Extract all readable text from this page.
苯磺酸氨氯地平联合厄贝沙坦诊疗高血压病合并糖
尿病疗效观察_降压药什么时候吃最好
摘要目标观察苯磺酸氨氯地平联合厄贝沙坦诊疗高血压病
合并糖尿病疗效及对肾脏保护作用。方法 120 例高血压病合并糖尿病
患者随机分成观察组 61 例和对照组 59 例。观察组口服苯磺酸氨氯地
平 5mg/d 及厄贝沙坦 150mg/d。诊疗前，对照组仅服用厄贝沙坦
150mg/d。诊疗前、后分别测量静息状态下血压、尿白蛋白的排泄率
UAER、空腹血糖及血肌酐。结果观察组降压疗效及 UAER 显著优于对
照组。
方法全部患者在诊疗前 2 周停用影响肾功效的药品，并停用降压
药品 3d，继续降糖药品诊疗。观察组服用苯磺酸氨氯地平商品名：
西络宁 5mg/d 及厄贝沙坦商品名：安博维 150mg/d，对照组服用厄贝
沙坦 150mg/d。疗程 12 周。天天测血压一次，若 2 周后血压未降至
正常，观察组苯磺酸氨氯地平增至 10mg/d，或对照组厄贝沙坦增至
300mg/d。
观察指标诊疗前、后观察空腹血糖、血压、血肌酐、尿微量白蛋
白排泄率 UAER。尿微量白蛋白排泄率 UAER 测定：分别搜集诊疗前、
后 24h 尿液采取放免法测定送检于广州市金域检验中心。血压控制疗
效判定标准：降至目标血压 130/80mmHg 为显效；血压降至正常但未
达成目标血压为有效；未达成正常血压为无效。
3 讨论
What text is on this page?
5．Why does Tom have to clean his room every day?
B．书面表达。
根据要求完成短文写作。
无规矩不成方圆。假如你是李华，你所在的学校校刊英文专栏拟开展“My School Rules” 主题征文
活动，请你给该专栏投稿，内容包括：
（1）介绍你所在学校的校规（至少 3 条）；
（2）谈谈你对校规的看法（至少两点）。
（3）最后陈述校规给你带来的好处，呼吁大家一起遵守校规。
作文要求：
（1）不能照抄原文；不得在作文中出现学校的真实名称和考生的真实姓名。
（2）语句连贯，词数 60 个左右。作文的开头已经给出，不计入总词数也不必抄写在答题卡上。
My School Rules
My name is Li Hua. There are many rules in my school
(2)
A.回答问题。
::::::::
*Problem details*: Write all of the records out again exactly.

*Response to this task*:
Extract all readable text from this page.
苯磺酸氨氯地平联合厄贝沙坦诊疗高血压病合并糖
尿病疗效观察_降压药什么时候吃最好
摘要目标观察苯磺酸氨氯地平联合厄贝沙坦诊疗高血压病
合并糖尿病疗效及对肾脏保护作用。方法 120 例高血压病合并糖尿病
患者随机分成观察组 61 例和对照组 59 例。观察组口服苯磺酸氨氯地
平 5mg/d 及厄贝沙坦 150mg/d。诊疗前，对照组仅服用厄贝沙坦
150mg/d。诊疗前、后分别测量静息状态下血压、尿白蛋白的排泄率
UAER、空腹血糖及血肌酐。结果观察组降压疗效及 UAER 显著优于对
照组。
方法全部患者在诊疗前 2 周停用影响肾功效的药品，并停用降压
药品 3d，继续降糖药品诊疗。观察组服用苯磺酸氨氯地平商品名：
西络宁 5mg/d 及厄贝沙坦商品名：安博维 150mg/d，对照组服用厄贝
沙坦 150mg/d。疗程 12 周。天天测血压一次，若 2 周后血压未降至
正常，观察组苯磺酸氨氯地平增至 10mg/d，或对照组厄贝沙坦增至
300mg/d。
观察指标诊疗前、后观察空腹血糖、血压、血肌酐、尿微量白蛋
白排泄率 UAER。尿微量白蛋白排泄率 UAER 测定：分别搜集诊疗前、
后 24h 尿液采取放免法测定送检于广州市金域检验中心。血压控制疗
效判定标准：降至目标血压 130/80mmHg 为显效；血压降至正常但未
达成目标血压为有效；未达成正常血压为无效。
3 讨论
What text is on this page?
5．Why does Tom have to clean his room every day?
B．书面表达。
根据要求完成短文写作。
无规矩不成方圆。假如你是李华，你所在的学校校刊英文专栏拟开展“My School Rules” 主题征文
活动，请你给该专栏投稿，内容包括：
（1）介绍你所在学校的校规（至少 3 条）；
（2）谈谈你对校规的看法（至少两点）。
（3）最后陈述校规给你带来的好处，呼吁大家一起遵守校规。
作文要求：
（1）不能照抄原文；不得在作文中出现学校的真实名称和考生的真实姓名。
（2）语句连贯，词数 60 个左右。作文的开头已经给出，不计入总词数也不必抄写在答题卡上。
My School Rules
My name is Li Hua. There are many rules in my school
(2)
A.回答问题。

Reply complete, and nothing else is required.